◆ Excerpted text
You are ready to contrast the efficiency of a new technology against good ‘ol water boiling. To do so you first must calculate values for that process. Given a closed system (like a pot with a lid) of 1kg of liquid water at 100C,
What is the work done to convert all the water to steam?
How much heat is transferred into the system to make this happen? (Recall, look
up constants as needed)
What is the change in internal E?
Answer part b again if the pot started at room temperature.
Volume of liquid water at 100 deg.c =1.044 cm3/g and Volume of steam = 1673cm3/g
Change in volume = 1673-1.044 cm3=1671.956cm3/g
18 gm = 1 gmole
1gm= 1/18 moles
So change in volume = 1671.956*18cm3/gmoles=30095 cm3/gmoles
1000 gm of steam correespond to 1000/18= 55.5 gmoles
So volume change in total= 55.5*30095=1.67*106 cc=1.67*1000 L
Work done = P*change in volume = 1atm*1.67*1000L= 1670L.atm= 1670*101.3 Joules=169171 joules
change in internal energy ( from steam tables)= 2063 Kj/kg
Hence for 1 kg. change in internal energu= 2063*1000 Joules
deltaU= Q+W ( from 1st law of thermodynamics)

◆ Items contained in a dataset

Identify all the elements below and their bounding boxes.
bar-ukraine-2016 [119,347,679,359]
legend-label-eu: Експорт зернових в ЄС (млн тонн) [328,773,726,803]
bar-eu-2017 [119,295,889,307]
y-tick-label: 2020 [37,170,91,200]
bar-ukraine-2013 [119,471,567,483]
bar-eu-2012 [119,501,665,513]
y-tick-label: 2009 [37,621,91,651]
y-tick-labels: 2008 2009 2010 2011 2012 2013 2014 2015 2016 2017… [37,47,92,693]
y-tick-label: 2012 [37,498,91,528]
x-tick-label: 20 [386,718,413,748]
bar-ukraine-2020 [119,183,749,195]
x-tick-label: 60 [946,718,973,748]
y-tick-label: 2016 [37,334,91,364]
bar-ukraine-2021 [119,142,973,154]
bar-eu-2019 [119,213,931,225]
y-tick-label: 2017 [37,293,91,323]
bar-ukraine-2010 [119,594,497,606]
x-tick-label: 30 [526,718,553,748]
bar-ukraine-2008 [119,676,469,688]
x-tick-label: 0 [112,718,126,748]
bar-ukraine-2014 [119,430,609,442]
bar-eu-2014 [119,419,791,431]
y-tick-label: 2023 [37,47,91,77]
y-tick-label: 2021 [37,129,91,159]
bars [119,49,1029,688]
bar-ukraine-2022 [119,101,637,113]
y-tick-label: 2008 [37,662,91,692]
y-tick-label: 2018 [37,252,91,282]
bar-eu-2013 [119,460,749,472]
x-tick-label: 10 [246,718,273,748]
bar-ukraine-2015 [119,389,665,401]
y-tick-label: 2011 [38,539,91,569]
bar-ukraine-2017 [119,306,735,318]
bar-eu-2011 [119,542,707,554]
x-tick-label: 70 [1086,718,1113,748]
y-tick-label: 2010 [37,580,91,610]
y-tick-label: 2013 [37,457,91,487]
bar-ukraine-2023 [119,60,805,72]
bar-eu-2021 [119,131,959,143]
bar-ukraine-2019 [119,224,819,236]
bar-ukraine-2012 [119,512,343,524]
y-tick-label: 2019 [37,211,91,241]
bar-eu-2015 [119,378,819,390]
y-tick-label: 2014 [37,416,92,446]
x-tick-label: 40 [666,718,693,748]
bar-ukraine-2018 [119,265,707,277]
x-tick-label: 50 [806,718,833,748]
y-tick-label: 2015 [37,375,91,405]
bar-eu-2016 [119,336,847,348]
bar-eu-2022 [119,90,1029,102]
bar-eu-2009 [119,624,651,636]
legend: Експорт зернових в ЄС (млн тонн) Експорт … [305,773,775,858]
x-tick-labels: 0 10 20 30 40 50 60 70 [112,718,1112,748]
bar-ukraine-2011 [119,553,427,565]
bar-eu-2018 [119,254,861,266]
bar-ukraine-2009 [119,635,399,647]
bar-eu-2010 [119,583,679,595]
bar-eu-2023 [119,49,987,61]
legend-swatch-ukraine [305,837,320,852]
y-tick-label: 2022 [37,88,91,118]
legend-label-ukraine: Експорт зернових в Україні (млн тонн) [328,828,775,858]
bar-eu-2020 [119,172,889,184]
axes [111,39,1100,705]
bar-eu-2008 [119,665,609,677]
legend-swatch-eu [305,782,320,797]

◆ Problems to solve
a: In the water-boiling text, what value for the change in internal energy is taken from steam tables?
b: Quote the stretch of the water-boiling text from "You are ready" through "constants as needed)".

◆ Written answers
a: 2063 kJ/kg

b:
You are ready to contrast the efficiency of a new technology against good ‘ol water boiling. To do so you first must calculate values for that process. Given a closed system (like a pot with a lid) of 1kg of liquid water at 100C,
What is the work done to convert all the water to steam?
How much heat is transferred into the system to make this happen? (Recall, look
up constants as needed)